** START MATERIAL SHOWN **
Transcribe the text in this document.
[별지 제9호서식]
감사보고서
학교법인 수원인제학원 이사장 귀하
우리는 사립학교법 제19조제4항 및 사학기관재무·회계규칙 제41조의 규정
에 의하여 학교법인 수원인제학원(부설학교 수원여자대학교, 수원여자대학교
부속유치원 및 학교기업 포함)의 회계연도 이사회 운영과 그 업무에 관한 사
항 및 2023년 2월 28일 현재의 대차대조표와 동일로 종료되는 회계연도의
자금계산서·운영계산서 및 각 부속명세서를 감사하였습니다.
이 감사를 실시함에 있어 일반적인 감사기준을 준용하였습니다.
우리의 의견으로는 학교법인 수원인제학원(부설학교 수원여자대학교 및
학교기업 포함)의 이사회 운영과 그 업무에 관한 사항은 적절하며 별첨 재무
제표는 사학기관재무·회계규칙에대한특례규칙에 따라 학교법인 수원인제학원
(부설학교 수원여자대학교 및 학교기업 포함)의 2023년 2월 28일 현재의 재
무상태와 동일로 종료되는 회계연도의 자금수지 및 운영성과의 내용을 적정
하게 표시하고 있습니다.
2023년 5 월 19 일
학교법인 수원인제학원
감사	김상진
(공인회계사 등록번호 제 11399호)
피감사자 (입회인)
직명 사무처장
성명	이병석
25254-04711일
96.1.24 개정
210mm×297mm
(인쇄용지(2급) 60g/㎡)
** END MATERIAL SHOWN **
**WHAT YOU HAVE TO DO**
Across the material above, count every line holding "학교법인" and write down only the number.

**TASK OUTPUT**
5